» MATERIAL PROVIDED:

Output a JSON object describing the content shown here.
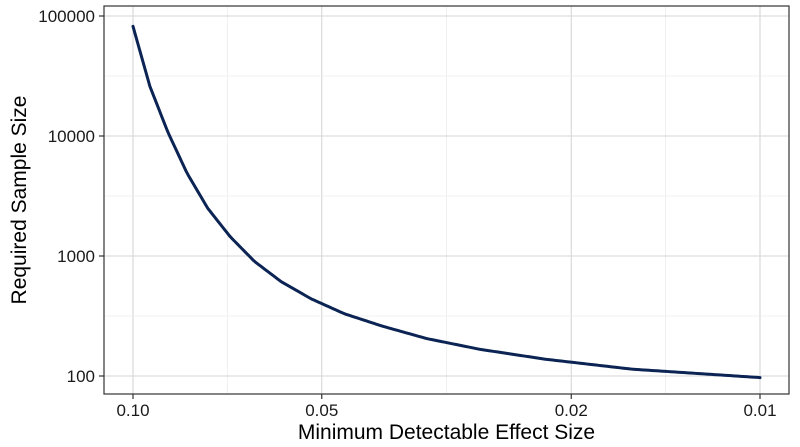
{
  "chart_data": {
    "type": "line",
    "xlabel": "Minimum Detectable Effect Size",
    "ylabel": "Required Sample Size",
    "x_scale": "reverse-log",
    "y_scale": "log",
    "xlim": [
      0.1,
      0.01
    ],
    "ylim": [
      100,
      100000
    ],
    "x_ticks": [
      {
        "value": 0.1,
        "label": "0.10"
      },
      {
        "value": 0.05,
        "label": "0.05"
      },
      {
        "value": 0.02,
        "label": "0.02"
      },
      {
        "value": 0.01,
        "label": "0.01"
      }
    ],
    "y_ticks": [
      {
        "value": 100,
        "label": "100"
      },
      {
        "value": 1000,
        "label": "1000"
      },
      {
        "value": 10000,
        "label": "10000"
      },
      {
        "value": 100000,
        "label": "100000"
      }
    ],
    "grid": true,
    "legend": "none",
    "colors": {
      "line": "#0b2454",
      "grid": "#d6d6d6",
      "panel_border": "#333333"
    },
    "series": [
      {
        "x": [
          0.1,
          0.094,
          0.088,
          0.082,
          0.076,
          0.07,
          0.064,
          0.058,
          0.052,
          0.046,
          0.04,
          0.034,
          0.028,
          0.022,
          0.016,
          0.01
        ],
        "y": [
          82000,
          26000,
          10800,
          4900,
          2500,
          1450,
          900,
          610,
          440,
          330,
          260,
          205,
          167,
          138,
          114,
          97
        ]
      }
    ]
  }
}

» GIVEN PROBLEM: Repeat the material above word for word, please, apart from its images.

» THE ANSWER:
Output a JSON object describing the content shown here.
{
  "chart_data": {
    "type": "line",
    "xlabel": "Minimum Detectable Effect Size",
    "ylabel": "Required Sample Size",
    "x_scale": "reverse-log",
    "y_scale": "log",
    "xlim": [
      0.1,
      0.01
    ],
    "ylim": [
      100,
      100000
    ],
    "x_ticks": [
      {
        "value": 0.1,
        "label": "0.10"
      },
      {
        "value": 0.05,
        "label": "0.05"
      },
      {
        "value": 0.02,
        "label": "0.02"
      },
      {
        "value": 0.01,
        "label": "0.01"
      }
    ],
    "y_ticks": [
      {
        "value": 100,
        "label": "100"
      },
      {
        "value": 1000,
        "label": "1000"
      },
      {
        "value": 10000,
        "label": "10000"
      },
      {
        "value": 100000,
        "label": "100000"
      }
    ],
    "grid": true,
    "legend": "none",
    "colors": {
      "line": "#0b2454",
      "grid": "#d6d6d6",
      "panel_border": "#333333"
    },
    "series": [
      {
        "x": [
          0.1,
          0.094,
          0.088,
          0.082,
          0.076,
          0.07,
          0.064,
          0.058,
          0.052,
          0.046,
          0.04,
          0.034,
          0.028,
          0.022,
          0.016,
          0.01
        ],
        "y": [
          82000,
          26000,
          10800,
          4900,
          2500,
          1450,
          900,
          610,
          440,
          330,
          260,
          205,
          167,
          138,
          114,
          97
        ]
      }
    ]
  }
}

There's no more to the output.